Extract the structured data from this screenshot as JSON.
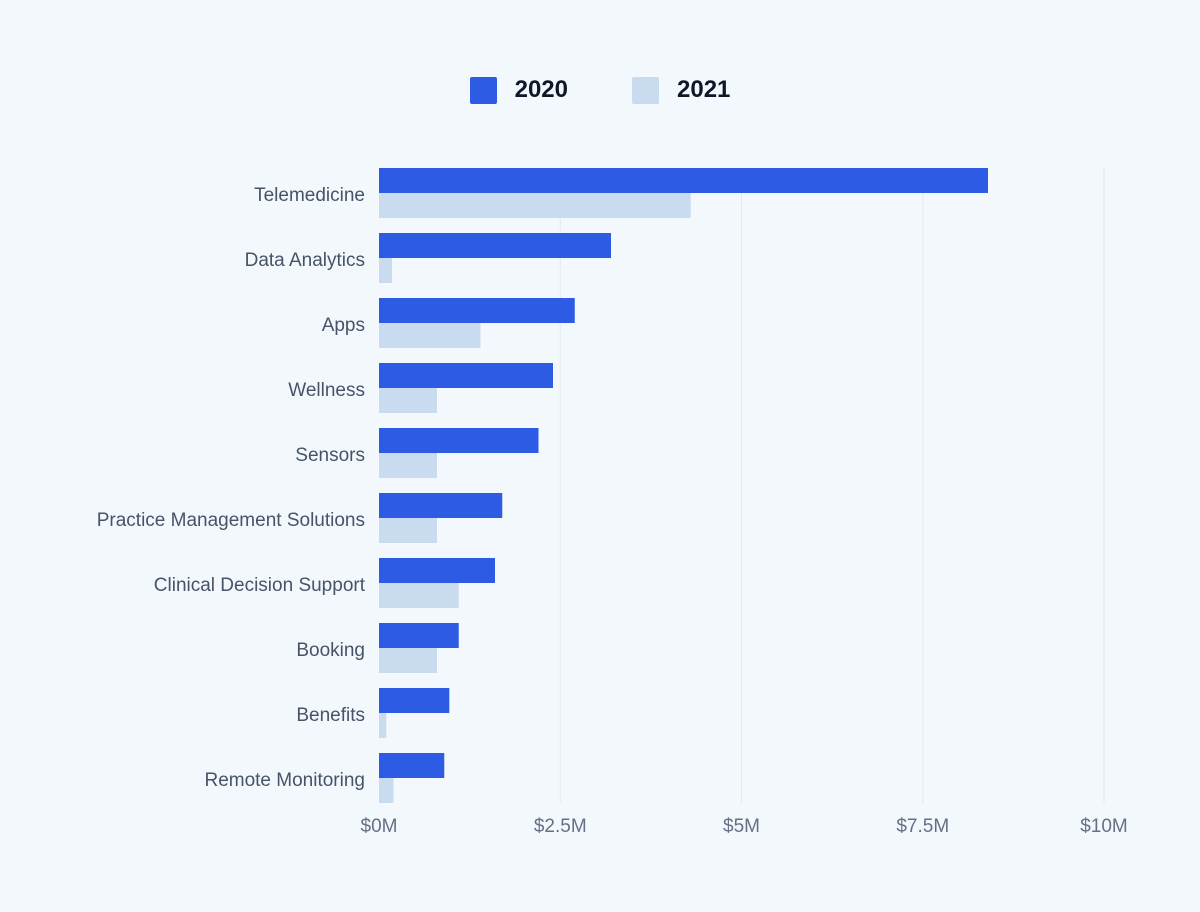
{
  "colors": {
    "background": "#f3f8fd",
    "series_2020": "#2d5be3",
    "series_2021": "#c9dbee",
    "grid": "#e4e9f0"
  },
  "legend": [
    {
      "label": "2020",
      "color": "#2d5be3"
    },
    {
      "label": "2021",
      "color": "#c9dbee"
    }
  ],
  "chart_data": {
    "type": "bar",
    "orientation": "horizontal",
    "categories": [
      "Telemedicine",
      "Data Analytics",
      "Apps",
      "Wellness",
      "Sensors",
      "Practice Management Solutions",
      "Clinical Decision Support",
      "Booking",
      "Benefits",
      "Remote Monitoring"
    ],
    "series": [
      {
        "name": "2020",
        "values": [
          8.4,
          3.2,
          2.7,
          2.4,
          2.2,
          1.7,
          1.6,
          1.1,
          0.97,
          0.9
        ]
      },
      {
        "name": "2021",
        "values": [
          4.3,
          0.18,
          1.4,
          0.8,
          0.8,
          0.8,
          1.1,
          0.8,
          0.1,
          0.2
        ]
      }
    ],
    "xlim": [
      0,
      10
    ],
    "xticks": [
      0,
      2.5,
      5,
      7.5,
      10
    ],
    "xtick_labels": [
      "$0M",
      "$2.5M",
      "$5M",
      "$7.5M",
      "$10M"
    ],
    "grid": true,
    "legend_position": "top-center"
  }
}
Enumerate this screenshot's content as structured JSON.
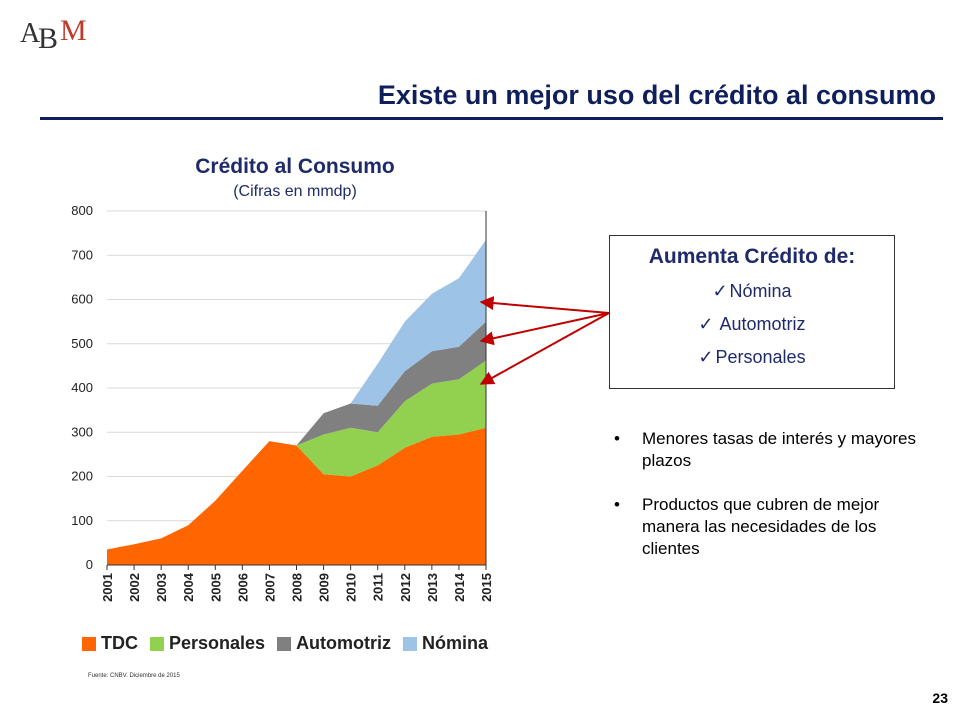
────────
Instruction:
For this exercise, gather every line of the data that contains the word "screenshot".

Answer to the problem:
Extract the structured data from this screenshot as JSON.
Enumerate this screenshot's content as structured JSON.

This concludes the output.